> Data extract

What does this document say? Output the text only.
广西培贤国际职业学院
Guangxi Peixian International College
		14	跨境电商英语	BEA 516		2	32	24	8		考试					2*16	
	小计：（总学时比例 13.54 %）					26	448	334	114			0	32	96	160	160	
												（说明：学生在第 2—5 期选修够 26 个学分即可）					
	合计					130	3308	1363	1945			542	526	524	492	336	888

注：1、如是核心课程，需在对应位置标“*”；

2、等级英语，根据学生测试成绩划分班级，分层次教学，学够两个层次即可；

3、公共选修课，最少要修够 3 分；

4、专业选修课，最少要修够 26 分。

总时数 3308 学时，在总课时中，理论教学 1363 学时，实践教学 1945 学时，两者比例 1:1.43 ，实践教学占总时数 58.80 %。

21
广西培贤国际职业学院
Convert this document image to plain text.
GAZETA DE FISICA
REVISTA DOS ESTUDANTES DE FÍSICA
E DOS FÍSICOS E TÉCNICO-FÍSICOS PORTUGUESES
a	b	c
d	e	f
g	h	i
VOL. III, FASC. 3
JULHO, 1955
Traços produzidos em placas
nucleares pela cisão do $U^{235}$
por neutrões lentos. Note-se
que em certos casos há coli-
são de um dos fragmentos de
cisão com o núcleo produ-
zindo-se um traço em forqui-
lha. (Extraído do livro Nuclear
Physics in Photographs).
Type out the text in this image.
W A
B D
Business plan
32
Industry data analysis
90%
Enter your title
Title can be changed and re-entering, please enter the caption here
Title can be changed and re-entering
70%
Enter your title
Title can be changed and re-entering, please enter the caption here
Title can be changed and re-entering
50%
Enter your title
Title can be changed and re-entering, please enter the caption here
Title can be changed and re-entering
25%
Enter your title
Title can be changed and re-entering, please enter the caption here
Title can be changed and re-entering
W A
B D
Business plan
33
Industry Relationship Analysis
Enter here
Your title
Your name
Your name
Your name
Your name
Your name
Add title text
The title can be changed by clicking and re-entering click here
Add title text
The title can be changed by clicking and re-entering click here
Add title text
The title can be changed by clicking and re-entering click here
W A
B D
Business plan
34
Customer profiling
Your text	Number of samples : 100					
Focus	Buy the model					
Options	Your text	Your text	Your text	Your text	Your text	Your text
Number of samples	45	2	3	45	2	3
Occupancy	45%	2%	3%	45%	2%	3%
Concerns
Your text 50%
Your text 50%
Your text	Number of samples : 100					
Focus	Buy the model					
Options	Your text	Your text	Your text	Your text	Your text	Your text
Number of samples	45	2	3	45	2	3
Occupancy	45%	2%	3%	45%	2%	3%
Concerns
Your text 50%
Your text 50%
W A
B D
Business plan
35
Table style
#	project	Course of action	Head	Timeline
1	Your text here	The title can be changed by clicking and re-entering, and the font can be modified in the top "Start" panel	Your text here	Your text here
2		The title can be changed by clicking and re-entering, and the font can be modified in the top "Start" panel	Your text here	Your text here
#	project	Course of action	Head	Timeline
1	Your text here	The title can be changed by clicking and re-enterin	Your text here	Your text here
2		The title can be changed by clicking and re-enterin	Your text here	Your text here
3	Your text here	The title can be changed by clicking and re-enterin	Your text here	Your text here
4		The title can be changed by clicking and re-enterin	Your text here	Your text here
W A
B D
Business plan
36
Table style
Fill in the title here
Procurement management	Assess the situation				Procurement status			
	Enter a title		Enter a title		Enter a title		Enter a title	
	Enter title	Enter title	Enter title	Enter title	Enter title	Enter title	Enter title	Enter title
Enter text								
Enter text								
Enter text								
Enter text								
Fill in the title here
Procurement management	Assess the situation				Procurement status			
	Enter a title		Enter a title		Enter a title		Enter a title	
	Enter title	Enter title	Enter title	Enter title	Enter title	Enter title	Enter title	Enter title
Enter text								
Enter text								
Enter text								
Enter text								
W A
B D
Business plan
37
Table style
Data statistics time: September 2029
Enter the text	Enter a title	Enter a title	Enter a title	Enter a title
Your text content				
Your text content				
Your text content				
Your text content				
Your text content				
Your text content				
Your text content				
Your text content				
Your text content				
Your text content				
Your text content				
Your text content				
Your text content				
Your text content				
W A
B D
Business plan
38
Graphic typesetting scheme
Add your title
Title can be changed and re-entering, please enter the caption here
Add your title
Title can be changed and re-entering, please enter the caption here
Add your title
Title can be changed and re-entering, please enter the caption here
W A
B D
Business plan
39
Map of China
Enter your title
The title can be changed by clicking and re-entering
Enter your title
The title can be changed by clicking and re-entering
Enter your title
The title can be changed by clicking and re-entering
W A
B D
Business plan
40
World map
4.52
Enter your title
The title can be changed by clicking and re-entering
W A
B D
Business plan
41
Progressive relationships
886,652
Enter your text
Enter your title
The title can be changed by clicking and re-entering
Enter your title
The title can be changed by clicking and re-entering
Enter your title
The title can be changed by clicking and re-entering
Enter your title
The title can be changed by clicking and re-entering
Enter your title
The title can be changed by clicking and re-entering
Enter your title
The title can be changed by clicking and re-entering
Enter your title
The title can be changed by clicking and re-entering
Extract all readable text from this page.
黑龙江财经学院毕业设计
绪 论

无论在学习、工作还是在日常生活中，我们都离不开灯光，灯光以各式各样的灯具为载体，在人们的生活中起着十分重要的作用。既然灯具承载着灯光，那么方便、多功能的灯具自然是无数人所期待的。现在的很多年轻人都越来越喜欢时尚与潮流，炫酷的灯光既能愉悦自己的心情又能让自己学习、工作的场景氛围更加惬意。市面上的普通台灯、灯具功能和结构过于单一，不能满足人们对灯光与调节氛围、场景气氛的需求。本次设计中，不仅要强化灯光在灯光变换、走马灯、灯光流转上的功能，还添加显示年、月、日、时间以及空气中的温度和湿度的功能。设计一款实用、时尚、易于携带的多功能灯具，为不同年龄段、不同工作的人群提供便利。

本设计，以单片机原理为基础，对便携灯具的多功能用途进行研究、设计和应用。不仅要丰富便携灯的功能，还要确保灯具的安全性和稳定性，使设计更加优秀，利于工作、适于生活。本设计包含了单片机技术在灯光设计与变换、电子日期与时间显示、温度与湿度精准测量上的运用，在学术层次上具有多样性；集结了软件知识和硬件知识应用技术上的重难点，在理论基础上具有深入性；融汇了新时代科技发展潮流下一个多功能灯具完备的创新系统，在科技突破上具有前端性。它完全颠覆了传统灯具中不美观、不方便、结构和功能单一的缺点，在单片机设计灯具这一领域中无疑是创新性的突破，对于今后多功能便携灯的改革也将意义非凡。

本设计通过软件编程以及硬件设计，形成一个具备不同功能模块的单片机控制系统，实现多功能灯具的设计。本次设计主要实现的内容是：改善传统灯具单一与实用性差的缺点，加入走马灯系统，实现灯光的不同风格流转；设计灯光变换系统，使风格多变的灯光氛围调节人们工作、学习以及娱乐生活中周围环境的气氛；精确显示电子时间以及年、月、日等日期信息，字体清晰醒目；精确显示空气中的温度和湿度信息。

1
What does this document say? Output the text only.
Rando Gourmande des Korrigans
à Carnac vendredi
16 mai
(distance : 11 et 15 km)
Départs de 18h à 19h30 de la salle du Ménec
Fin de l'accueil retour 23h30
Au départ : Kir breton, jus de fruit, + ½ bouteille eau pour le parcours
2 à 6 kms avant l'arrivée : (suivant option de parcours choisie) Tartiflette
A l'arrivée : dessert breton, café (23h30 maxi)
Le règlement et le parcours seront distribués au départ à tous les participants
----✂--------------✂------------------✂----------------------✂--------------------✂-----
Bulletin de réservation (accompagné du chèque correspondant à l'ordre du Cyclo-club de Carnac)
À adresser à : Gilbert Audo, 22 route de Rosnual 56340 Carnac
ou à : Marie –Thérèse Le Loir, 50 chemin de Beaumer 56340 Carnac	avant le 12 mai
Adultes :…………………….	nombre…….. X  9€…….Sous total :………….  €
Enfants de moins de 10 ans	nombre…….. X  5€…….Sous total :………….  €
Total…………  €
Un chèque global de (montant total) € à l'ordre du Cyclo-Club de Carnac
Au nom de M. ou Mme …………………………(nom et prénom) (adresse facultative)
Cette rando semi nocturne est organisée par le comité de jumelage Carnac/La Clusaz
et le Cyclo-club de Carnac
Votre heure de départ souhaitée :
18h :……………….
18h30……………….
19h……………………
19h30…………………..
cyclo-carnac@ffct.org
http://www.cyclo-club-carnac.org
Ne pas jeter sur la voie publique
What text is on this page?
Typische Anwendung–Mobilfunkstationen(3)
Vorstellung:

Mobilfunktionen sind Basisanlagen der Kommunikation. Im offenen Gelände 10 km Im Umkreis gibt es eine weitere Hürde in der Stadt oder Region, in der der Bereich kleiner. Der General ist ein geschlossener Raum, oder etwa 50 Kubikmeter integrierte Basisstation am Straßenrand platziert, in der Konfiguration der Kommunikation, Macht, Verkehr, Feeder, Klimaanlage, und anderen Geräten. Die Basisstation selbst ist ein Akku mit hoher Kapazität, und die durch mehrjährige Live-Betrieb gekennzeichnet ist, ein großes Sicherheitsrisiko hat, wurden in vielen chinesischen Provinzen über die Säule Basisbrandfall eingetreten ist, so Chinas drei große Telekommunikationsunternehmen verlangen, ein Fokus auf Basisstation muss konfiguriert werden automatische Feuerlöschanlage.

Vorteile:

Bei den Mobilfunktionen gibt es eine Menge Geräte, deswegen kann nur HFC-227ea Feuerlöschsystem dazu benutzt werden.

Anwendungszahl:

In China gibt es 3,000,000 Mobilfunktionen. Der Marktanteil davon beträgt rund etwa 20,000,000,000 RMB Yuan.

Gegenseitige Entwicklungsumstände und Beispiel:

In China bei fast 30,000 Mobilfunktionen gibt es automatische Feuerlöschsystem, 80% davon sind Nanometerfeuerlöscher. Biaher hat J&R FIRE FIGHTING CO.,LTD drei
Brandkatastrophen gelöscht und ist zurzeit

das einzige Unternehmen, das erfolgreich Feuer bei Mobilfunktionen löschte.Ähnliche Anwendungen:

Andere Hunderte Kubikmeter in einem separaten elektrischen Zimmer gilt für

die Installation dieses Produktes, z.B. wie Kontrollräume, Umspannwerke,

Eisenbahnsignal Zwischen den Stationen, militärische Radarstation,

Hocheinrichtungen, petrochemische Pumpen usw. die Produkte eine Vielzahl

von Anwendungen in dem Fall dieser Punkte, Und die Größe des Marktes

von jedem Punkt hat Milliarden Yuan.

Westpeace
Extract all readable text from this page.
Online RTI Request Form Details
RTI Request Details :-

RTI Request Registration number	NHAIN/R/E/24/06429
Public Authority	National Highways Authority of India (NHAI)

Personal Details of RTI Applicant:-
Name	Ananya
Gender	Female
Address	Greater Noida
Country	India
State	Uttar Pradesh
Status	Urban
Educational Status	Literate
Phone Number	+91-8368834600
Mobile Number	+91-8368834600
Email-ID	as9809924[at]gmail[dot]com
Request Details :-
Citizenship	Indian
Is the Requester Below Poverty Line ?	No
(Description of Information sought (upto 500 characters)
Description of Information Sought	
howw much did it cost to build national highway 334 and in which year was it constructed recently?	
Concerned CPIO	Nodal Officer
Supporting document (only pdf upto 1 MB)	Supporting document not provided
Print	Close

> Work to complete
Give the number of lines in the records that contain the string "avant", and nothing besides.

> Solution for this exercise
2